■ **What is needed**
Count every line that has "javax" in it and give the total, nothing more.

■ **Data for this task**
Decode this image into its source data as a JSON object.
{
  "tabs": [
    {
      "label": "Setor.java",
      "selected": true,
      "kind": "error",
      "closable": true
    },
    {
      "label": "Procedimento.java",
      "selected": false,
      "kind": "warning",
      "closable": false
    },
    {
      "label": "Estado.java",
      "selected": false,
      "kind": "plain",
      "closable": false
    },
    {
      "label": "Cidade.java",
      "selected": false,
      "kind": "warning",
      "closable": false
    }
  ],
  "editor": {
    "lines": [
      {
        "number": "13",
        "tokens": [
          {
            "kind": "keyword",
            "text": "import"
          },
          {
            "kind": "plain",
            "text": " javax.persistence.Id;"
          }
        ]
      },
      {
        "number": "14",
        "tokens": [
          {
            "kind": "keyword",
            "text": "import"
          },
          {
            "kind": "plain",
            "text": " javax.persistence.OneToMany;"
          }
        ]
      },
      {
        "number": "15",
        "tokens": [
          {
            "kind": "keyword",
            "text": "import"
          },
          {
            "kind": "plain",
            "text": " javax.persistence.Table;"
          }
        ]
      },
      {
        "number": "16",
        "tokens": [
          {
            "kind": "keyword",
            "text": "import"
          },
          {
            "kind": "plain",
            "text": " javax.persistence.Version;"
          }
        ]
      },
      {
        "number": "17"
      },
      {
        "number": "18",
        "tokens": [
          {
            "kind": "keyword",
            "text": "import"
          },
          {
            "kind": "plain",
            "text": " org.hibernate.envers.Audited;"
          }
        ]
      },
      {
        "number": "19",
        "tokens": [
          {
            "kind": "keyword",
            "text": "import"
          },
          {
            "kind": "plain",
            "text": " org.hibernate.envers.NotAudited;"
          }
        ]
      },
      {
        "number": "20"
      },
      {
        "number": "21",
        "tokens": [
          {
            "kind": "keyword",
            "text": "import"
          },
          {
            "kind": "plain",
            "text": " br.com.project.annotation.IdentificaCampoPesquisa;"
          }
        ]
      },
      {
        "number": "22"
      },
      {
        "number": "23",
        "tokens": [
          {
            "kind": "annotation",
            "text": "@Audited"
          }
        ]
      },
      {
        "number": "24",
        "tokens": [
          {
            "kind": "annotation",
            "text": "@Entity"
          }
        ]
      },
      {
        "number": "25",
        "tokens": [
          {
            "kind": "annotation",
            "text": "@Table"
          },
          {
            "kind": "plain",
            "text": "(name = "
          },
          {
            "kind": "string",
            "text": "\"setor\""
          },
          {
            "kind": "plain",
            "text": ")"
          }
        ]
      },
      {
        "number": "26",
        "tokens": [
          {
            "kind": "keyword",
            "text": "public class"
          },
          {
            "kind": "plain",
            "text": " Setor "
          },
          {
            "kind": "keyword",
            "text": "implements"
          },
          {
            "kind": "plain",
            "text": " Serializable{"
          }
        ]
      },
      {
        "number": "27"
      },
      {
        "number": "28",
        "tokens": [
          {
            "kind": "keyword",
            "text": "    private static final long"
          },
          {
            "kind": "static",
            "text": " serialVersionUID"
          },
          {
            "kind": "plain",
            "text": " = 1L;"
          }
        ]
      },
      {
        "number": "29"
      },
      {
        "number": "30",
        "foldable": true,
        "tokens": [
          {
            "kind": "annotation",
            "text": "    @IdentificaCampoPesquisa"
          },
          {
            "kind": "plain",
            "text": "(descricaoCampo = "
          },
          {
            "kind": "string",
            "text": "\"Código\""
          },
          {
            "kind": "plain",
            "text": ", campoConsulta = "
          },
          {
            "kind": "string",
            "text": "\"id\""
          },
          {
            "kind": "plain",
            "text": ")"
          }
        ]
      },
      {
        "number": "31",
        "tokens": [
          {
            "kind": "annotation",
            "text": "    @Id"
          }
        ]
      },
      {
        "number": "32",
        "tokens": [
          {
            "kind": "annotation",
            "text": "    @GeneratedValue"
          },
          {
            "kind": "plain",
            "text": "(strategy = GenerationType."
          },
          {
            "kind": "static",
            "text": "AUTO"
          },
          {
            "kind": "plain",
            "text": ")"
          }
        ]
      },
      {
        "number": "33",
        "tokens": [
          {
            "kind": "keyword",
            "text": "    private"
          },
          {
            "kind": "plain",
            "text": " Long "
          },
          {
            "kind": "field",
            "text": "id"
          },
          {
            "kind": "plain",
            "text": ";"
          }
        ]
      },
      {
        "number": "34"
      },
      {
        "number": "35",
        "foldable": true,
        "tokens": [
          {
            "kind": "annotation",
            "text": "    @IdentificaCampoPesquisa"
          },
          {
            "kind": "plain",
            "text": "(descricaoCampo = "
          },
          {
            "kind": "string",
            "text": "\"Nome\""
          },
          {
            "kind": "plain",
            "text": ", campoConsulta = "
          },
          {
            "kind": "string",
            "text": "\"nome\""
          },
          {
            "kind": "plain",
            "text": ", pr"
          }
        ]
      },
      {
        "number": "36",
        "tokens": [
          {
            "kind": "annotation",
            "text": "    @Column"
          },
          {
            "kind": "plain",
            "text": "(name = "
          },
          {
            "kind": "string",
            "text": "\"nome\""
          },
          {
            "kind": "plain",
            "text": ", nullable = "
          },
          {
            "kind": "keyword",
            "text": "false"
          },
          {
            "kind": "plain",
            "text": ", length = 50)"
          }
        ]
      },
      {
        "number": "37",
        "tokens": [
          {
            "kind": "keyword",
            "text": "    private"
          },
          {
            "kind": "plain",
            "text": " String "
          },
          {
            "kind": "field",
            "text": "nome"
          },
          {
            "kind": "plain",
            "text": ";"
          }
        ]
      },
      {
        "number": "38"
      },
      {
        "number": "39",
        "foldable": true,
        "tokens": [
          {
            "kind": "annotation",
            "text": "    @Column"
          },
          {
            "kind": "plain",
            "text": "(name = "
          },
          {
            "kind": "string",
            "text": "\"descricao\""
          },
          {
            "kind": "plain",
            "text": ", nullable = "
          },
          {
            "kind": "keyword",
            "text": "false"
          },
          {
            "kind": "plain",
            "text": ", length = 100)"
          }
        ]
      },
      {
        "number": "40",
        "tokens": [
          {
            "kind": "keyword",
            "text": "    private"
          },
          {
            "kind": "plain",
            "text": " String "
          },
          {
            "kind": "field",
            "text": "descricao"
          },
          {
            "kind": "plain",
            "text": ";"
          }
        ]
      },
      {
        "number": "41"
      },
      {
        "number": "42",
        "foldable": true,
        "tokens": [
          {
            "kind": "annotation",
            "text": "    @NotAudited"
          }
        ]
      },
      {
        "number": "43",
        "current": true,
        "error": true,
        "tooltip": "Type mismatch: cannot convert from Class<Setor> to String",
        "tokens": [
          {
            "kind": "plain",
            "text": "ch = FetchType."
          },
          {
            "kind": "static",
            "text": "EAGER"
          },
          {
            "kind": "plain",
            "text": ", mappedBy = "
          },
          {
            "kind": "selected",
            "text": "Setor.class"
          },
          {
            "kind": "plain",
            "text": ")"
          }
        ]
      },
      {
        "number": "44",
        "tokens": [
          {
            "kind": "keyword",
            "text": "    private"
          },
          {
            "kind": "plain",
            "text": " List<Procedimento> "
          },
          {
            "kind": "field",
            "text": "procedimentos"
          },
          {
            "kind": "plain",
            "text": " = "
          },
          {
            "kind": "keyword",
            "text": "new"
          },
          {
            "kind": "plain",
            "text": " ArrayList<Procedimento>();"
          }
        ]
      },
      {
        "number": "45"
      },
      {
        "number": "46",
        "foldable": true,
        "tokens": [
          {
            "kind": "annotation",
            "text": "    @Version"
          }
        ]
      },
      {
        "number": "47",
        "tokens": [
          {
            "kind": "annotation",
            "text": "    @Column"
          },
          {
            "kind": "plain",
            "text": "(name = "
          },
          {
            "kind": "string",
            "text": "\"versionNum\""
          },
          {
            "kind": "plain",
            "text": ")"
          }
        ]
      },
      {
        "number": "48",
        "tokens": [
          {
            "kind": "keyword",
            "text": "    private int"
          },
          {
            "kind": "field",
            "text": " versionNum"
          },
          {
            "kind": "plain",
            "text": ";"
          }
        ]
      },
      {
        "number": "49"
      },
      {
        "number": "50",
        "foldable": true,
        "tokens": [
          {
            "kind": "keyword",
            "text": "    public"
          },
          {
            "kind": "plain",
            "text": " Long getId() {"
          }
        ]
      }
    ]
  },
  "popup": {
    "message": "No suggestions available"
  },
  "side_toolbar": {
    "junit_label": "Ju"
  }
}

■ **Exercise result**
4